::: Dataset records :::

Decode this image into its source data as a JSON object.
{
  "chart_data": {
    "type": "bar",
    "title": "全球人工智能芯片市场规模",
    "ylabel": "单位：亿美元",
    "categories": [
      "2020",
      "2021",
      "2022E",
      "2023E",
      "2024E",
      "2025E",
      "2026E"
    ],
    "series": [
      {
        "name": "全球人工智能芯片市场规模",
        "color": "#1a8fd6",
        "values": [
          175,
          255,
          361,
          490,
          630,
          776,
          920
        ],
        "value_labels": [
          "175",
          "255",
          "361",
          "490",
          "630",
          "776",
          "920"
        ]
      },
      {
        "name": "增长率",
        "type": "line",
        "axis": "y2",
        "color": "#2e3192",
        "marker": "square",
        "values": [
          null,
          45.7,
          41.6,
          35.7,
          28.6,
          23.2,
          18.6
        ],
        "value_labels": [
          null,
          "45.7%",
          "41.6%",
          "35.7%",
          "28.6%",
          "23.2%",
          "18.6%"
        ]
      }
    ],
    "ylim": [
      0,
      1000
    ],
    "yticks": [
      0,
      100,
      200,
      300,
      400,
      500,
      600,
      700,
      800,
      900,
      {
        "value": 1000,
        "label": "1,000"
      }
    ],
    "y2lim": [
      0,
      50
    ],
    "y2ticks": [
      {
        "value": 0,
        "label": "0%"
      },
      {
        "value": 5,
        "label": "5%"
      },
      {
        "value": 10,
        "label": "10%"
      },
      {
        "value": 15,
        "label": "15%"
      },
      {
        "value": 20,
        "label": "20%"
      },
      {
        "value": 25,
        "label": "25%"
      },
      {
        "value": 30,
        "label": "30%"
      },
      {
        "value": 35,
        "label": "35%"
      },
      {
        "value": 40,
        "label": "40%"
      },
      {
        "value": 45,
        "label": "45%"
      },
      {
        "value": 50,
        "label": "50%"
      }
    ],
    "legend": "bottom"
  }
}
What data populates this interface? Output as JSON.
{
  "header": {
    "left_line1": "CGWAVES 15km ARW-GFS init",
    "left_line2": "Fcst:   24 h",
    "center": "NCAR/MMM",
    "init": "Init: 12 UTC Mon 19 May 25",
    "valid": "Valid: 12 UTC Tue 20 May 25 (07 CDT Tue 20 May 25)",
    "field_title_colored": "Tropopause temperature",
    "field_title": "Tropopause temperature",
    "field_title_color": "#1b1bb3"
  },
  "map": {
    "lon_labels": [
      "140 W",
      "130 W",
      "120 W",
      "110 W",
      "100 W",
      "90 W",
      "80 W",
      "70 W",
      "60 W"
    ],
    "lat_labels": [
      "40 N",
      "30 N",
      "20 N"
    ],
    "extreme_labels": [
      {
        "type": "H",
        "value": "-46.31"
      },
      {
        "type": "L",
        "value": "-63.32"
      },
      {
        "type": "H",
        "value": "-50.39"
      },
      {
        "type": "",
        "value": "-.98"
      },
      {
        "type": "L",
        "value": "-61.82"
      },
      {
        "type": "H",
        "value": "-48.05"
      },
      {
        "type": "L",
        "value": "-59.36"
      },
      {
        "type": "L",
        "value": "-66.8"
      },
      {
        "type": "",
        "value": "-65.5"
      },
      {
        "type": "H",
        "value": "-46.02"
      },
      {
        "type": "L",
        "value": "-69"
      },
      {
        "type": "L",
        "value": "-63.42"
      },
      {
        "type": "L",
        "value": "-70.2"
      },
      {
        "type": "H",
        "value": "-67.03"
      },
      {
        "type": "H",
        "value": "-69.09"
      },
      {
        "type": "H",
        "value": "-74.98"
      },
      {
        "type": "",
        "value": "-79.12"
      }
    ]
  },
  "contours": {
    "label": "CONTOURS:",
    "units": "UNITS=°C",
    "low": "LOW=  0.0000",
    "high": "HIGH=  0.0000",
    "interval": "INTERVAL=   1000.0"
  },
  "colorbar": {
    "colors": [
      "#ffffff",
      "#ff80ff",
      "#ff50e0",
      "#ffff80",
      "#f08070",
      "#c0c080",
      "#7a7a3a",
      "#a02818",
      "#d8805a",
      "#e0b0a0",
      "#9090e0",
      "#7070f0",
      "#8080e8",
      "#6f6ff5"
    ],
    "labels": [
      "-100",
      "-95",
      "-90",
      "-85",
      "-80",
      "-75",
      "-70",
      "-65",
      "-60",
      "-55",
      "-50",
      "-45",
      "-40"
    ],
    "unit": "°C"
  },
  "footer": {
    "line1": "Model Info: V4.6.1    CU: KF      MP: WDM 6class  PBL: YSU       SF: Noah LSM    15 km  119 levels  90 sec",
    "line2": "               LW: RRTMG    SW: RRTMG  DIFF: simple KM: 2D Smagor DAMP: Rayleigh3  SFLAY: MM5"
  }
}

:::

Instruction:
Return each line of the listing that holds the string "全球人工智能芯片市场规模".

Exercise output:
    "title": "全球人工智能芯片市场规模",
        "name": "全球人工智能芯片市场规模",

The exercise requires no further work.